» Exercise
Search the data below for the word "their" and copy each line that holds it.

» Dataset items
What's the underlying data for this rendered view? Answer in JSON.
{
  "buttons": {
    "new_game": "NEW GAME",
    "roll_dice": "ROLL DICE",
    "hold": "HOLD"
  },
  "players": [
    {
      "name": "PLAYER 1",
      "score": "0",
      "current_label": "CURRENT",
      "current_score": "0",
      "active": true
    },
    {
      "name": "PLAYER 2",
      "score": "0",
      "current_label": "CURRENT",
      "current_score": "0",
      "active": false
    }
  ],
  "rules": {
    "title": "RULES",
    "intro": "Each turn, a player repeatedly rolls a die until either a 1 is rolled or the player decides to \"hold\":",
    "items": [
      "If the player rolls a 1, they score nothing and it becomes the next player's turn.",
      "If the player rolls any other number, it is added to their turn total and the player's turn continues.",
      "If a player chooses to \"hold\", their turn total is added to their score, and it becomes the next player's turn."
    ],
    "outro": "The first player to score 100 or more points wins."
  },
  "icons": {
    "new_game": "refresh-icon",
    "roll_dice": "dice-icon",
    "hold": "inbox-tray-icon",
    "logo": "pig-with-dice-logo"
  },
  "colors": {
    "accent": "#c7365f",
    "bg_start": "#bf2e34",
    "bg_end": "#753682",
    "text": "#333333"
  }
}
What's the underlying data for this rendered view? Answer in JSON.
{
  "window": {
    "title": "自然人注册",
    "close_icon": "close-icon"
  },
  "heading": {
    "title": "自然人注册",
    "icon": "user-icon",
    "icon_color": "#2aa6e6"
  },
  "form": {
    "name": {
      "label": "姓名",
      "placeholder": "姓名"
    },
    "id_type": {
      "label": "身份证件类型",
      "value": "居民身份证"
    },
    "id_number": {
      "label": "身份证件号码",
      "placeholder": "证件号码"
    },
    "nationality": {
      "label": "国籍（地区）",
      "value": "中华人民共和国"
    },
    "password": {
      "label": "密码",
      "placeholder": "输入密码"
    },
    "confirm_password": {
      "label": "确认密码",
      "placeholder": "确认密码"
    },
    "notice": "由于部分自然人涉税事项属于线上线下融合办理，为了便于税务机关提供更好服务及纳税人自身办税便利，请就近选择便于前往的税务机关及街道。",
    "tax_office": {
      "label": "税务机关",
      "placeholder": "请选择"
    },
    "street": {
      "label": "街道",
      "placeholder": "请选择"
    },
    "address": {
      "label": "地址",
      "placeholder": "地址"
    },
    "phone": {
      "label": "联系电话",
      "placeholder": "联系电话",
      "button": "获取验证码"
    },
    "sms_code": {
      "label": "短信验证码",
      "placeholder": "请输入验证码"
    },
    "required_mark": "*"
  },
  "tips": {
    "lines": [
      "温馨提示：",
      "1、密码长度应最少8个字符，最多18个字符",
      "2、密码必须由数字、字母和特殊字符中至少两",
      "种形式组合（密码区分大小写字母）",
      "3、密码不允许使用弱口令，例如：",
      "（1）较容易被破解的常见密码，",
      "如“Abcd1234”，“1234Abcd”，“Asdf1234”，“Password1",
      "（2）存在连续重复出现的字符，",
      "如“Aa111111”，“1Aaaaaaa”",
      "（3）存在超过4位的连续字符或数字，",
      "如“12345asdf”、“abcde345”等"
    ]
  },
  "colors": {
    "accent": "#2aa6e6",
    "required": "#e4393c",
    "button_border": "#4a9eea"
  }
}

» Written answer
      "If the player rolls any other number, it is added to their turn total and the player's turn continues.",
      "If a player chooses to \"hold\", their turn total is added to their score, and it becomes the next player's turn."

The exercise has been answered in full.